▶ Given exercise
Report the total number of lines that include the string "What", without any other text.

▶ Data section
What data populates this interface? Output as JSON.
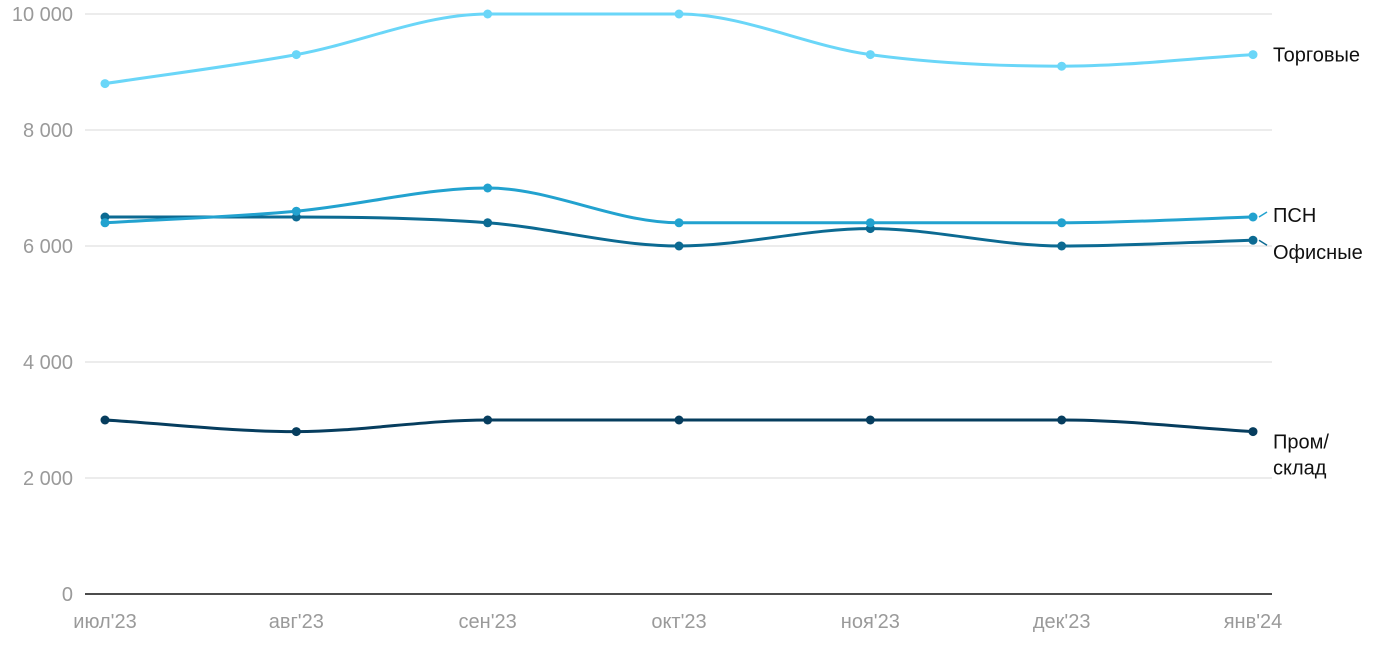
{
  "chart_data": {
    "type": "line",
    "title": "",
    "xlabel": "",
    "ylabel": "",
    "categories": [
      "июл'23",
      "авг'23",
      "сен'23",
      "окт'23",
      "ноя'23",
      "дек'23",
      "янв'24"
    ],
    "ylim": [
      0,
      10000
    ],
    "yticks": [
      0,
      2000,
      4000,
      6000,
      8000,
      10000
    ],
    "ytick_labels": [
      "0",
      "2 000",
      "4 000",
      "6 000",
      "8 000",
      "10 000"
    ],
    "grid": true,
    "legend": "inline-right",
    "series": [
      {
        "name": "Торговые",
        "label_lines": [
          "Торговые"
        ],
        "color": "#6ad6f8",
        "values": [
          8800,
          9300,
          10000,
          10000,
          9300,
          9100,
          9300
        ]
      },
      {
        "name": "ПСН",
        "label_lines": [
          "ПСН"
        ],
        "color": "#22a2cf",
        "values": [
          6400,
          6600,
          7000,
          6400,
          6400,
          6400,
          6500
        ]
      },
      {
        "name": "Офисные",
        "label_lines": [
          "Офисные"
        ],
        "color": "#0c6a92",
        "values": [
          6500,
          6500,
          6400,
          6000,
          6300,
          6000,
          6100
        ]
      },
      {
        "name": "Пром/склад",
        "label_lines": [
          "Пром/",
          "склад"
        ],
        "color": "#063d5e",
        "values": [
          3000,
          2800,
          3000,
          3000,
          3000,
          3000,
          2800
        ]
      }
    ]
  }
}
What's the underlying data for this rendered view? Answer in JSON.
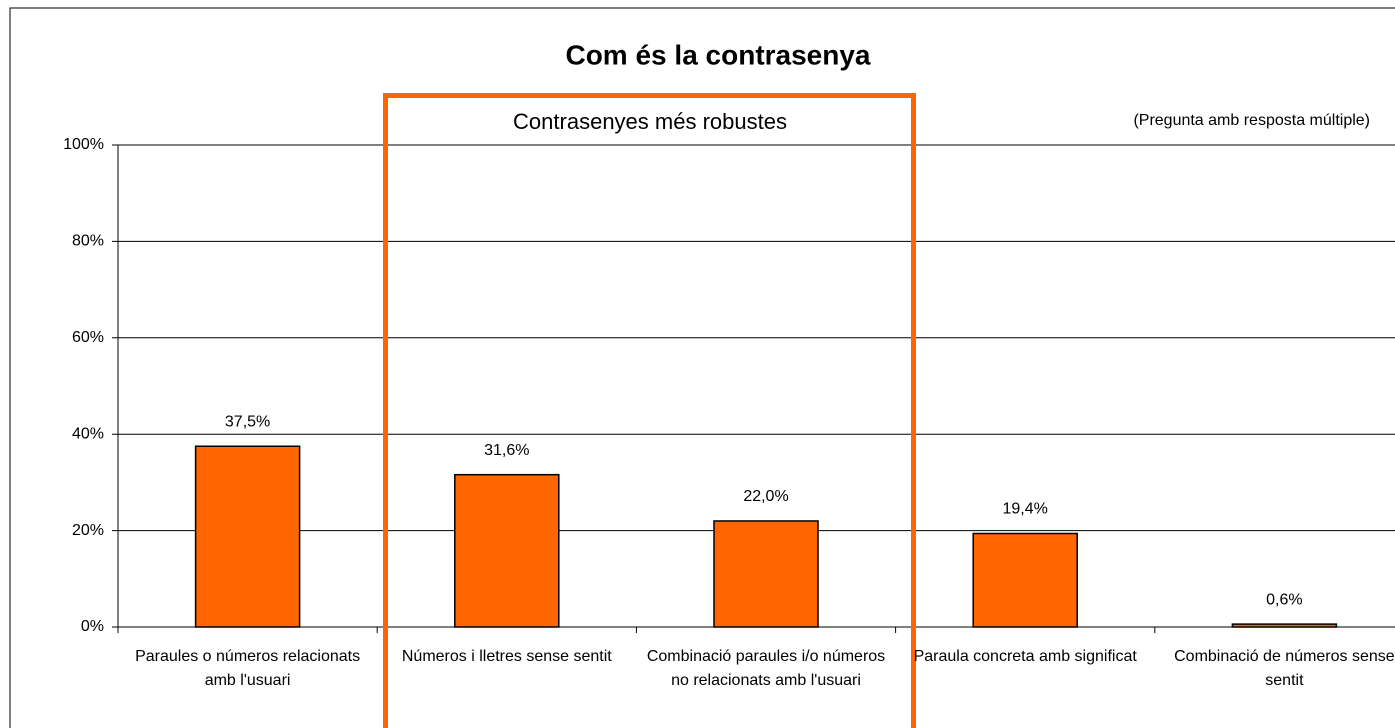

▶ Exercise answer
2